== EXCERPT TO READ ==

Service highlights from:

Fast and Powerful – Amazon Redshift uses a variety to innovations to obtain very high query performance on datasets ranging in size from hundreds of gigabytes to a petabyte or more. First, it uses columnar storage and data compression to reduce the amount of IO needed to perform queries. Second, it runs on hardware that is optimized for data warehousing, with local attached storage and 10GigE network connections between nodes. Finally, it has a massively parallel processing (MPP) architecture, which enables you to scale up or down, without downtime, as your performance and storage needs change.

You have a choice of two node types when provisioning your own cluster, an extra large node (XL) with 2TB of compressed storage or an eight extra large node (8XL) with 16TB of compressed storage. You can start with a single XL node and scale up to a 100 node eight extra large cluster. XL clusters can contain 1 to 32 nodes while 8XL clusters can contain 2 to 100 nodes.

  • Scalable – With a few clicks of the AWS Management Console or a simple API call, you can easily scale the number of nodes in your data warehouse to improve performance or increase capacity, without incurring downtime. Amazon Redshift enables you to start with a single 2TB XL node and scale up to a hundred 16TB 8XL nodes for 1.6PB of compressed user data. Resize functionality is not available during the limited preview but will be available when the service launches.
  • Inexpensive – You pay very low rates and only for the resources you actually provision. You benefit from the option of On-Demand pricing with no up-front or long-term commitments, or even lower rates via our reserved pricing option. On-demand pricing starts at just $0.85 per hour for a two terabyte data warehouse, scaling linearly up to a petabyte and more. Reserved Instance pricing lowers the effective price to $0.228 per hour, under $1,000 per terabyte per year.
  • Fully Managed – Amazon Redshift manages all the work needed to set up, operate, and scale a data warehouse, from provisioning capacity to monitoring and backing up the cluster, and to applying patches and upgrades. By handling all these time consuming, labor-intensive tasks, Amazon Redshift frees you up to focus on your data and business insights.
  • Secure – Amazon Redshift provides a number of mechanisms to secure your data warehouse cluster. It currently supports SSL to encrypt data in transit, includes web service interfaces to configure firewall settings that control network access to your data warehouse, and enables you to create users within your data warehouse cluster. When the service launches, we plan to support encrypting data at rest and Amazon Virtual Private Cloud (Amazon VPC).
  • Reliable – Amazon Redshift has multiple features that enhance the reliability of your data warehouse cluster. All data written to a node in your cluster is automatically replicated to other nodes within the cluster and all data is continuously backed up to Amazon S3. Amazon Redshift continuously monitors the health of the cluster and automatically replaces any component, as necessary.
  • Compatible – Amazon Redshift is certified by Jaspersoft and Microstrategy, with additional business intelligence tools coming soon. You can connect your SQL client or business intelligence tool to your Amazon Redshift data warehouse cluster using standard PostgreSQL JBDBC or ODBC drivers.
  • Designed for use with other AWS Services – Amazon Redshift is integrated with other AWS services and has built in commands to load data in parallel to each node from Amazon Simple Storage Service (S3) and Amazon DynamoDB, with support for Amazon Relational Database Service and Amazon Elastic MapReduce coming soon.

Petabyte-scale data warehouses no longer need command retail prices of upwards $80,000 per core. You don’t have to negotiate an enterprise deal and work hard to get the 60 to 80% discount that always seems magically possible in the enterprise software world. You don’t even have to hire a team of administrators. Just load the data and get going. Nice to see.

== LISTED ENTRIES ==
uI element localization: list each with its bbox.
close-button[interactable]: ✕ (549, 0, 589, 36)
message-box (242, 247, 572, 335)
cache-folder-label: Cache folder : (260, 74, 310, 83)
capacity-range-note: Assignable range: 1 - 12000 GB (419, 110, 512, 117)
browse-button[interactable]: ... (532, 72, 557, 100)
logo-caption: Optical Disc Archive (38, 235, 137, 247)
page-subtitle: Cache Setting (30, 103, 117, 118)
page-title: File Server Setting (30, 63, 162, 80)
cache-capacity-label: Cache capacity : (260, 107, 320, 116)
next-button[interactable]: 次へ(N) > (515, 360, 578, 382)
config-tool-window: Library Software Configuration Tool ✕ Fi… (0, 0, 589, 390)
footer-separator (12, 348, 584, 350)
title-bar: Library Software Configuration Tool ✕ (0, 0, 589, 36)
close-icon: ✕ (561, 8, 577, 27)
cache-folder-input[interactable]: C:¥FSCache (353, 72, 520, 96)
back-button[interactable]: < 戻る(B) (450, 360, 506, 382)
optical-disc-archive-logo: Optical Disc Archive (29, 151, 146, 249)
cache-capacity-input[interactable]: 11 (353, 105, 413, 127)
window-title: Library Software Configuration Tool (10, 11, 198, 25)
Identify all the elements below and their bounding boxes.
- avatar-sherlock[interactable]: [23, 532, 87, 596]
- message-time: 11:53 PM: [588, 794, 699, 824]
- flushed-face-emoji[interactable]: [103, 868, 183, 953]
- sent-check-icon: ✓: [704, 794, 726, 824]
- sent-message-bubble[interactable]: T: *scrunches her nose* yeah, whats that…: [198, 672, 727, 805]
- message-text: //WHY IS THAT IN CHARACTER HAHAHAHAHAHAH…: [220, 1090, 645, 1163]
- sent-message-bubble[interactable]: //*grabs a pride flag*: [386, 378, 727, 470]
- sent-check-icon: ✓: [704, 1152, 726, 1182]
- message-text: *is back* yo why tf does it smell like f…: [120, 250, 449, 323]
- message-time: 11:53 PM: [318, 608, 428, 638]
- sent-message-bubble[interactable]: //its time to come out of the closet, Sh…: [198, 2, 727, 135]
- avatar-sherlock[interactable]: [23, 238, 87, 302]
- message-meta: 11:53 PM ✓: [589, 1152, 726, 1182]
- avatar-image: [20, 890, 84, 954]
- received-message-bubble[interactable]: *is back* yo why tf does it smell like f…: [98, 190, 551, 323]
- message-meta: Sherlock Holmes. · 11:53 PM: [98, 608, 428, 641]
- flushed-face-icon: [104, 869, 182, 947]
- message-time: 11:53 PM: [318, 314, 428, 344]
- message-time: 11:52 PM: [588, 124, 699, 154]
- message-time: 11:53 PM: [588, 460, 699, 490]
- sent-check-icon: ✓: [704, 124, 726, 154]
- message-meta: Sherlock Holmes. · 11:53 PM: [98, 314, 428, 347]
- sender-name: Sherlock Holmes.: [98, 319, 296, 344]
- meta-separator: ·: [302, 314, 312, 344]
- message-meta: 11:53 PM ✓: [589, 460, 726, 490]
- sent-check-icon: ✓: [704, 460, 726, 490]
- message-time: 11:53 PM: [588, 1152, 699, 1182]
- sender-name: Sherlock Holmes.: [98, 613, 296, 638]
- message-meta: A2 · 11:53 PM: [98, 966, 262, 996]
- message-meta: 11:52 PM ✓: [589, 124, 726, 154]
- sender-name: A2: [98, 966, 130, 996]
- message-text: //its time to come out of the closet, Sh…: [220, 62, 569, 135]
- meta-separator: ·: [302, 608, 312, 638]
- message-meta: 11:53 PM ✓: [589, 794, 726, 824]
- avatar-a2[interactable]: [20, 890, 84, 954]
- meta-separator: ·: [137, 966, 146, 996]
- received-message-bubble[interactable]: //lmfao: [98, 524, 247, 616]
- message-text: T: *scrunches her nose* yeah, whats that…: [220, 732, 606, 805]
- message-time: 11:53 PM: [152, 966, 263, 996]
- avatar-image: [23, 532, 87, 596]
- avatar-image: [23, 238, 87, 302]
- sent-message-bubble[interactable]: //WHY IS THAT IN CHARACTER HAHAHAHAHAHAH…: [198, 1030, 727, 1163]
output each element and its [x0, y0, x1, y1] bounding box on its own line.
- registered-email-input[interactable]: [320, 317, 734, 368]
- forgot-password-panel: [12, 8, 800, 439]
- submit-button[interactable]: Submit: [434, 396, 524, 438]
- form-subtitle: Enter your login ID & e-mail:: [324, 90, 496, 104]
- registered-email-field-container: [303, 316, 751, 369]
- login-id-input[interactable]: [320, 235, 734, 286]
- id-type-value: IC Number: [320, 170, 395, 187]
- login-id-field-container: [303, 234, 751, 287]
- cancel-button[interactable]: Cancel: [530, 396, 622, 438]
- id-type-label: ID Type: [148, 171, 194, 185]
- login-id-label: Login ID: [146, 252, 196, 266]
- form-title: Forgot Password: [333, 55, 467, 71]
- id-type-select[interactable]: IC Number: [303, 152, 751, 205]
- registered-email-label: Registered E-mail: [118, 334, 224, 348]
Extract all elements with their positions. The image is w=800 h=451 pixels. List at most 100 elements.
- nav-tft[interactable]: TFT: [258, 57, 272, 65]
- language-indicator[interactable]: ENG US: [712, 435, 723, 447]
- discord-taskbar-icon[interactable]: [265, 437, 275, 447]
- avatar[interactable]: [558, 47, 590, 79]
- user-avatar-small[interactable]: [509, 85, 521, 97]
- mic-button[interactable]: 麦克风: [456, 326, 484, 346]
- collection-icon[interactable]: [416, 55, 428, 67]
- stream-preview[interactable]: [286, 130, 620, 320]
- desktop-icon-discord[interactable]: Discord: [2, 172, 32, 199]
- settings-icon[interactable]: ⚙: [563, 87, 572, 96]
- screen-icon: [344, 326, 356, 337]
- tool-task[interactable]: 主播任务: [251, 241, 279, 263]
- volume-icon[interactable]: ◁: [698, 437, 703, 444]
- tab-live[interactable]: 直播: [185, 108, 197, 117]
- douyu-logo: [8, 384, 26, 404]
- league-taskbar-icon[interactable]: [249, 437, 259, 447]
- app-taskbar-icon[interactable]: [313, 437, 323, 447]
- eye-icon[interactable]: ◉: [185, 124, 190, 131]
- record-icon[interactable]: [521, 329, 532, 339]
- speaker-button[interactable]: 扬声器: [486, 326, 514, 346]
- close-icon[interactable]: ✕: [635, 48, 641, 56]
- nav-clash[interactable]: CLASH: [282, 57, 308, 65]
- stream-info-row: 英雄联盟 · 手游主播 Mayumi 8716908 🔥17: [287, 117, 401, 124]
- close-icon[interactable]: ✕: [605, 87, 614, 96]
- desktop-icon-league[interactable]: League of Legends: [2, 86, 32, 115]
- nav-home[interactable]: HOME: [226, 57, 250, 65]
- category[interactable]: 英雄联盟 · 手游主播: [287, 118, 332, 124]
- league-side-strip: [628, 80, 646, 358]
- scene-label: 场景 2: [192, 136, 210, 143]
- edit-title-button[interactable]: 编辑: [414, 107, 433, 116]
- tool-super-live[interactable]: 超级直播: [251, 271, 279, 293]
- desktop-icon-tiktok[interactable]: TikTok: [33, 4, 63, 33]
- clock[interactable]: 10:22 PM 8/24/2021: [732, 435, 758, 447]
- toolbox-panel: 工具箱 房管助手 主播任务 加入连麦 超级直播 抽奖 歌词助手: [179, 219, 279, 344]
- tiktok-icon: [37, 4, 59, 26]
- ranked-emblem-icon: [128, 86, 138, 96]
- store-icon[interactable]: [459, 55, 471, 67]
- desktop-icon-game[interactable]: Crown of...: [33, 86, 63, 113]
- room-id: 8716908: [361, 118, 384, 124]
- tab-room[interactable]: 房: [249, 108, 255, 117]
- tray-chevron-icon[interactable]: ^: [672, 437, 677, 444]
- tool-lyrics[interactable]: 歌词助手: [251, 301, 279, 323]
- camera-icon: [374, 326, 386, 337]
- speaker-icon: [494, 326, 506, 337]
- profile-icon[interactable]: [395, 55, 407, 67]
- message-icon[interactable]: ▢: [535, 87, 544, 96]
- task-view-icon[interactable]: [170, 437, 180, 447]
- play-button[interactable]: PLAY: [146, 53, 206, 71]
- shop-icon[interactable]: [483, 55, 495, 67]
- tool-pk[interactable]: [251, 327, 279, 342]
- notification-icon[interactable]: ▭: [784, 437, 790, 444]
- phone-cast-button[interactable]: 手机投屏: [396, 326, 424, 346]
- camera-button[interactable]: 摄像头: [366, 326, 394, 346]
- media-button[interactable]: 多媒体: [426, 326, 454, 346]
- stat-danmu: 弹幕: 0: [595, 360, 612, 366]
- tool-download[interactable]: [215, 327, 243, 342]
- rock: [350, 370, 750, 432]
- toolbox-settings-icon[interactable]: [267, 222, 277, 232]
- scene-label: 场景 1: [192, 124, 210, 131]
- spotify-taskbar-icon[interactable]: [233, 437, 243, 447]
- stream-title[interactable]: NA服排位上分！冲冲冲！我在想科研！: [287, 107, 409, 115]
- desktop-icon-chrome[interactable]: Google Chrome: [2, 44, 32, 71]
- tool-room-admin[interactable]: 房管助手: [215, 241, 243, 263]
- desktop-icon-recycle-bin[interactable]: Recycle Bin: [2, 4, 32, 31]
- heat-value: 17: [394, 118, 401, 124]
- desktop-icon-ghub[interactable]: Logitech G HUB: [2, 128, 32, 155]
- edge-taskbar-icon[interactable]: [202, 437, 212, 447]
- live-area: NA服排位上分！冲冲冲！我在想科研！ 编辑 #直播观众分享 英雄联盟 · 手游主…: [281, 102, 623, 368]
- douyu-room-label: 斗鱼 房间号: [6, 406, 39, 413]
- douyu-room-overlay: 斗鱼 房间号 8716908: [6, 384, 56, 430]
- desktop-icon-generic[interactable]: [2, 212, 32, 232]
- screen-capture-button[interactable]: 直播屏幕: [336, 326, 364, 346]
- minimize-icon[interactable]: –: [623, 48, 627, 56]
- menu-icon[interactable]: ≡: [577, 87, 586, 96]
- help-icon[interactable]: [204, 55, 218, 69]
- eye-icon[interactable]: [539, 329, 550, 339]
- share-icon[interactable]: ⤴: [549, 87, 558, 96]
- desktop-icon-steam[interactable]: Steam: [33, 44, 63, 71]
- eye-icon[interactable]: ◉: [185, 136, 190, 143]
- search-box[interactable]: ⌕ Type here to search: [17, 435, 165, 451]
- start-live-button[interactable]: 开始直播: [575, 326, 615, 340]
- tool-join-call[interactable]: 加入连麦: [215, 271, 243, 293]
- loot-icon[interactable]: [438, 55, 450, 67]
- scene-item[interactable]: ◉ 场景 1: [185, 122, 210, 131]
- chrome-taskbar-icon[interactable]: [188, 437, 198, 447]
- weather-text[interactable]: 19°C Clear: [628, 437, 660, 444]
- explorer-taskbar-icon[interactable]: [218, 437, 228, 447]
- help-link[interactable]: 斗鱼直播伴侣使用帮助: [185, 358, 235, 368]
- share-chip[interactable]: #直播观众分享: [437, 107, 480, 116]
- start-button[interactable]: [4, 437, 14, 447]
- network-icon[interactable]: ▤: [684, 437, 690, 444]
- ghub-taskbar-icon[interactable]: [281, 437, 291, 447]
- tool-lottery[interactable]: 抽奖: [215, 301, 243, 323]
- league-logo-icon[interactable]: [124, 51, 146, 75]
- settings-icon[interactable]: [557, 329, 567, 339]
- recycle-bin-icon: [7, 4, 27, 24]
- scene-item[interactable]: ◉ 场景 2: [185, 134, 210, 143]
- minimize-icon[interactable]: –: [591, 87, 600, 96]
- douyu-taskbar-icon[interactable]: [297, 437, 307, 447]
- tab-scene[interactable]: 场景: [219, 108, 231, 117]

== DIRECTIONS ==
According to the Amazon Redshift highlights, what is the starting on-demand price, and for what size of data warehouse?

== RESPONSE ==
$0.85 per hour for a two terabyte data warehouse.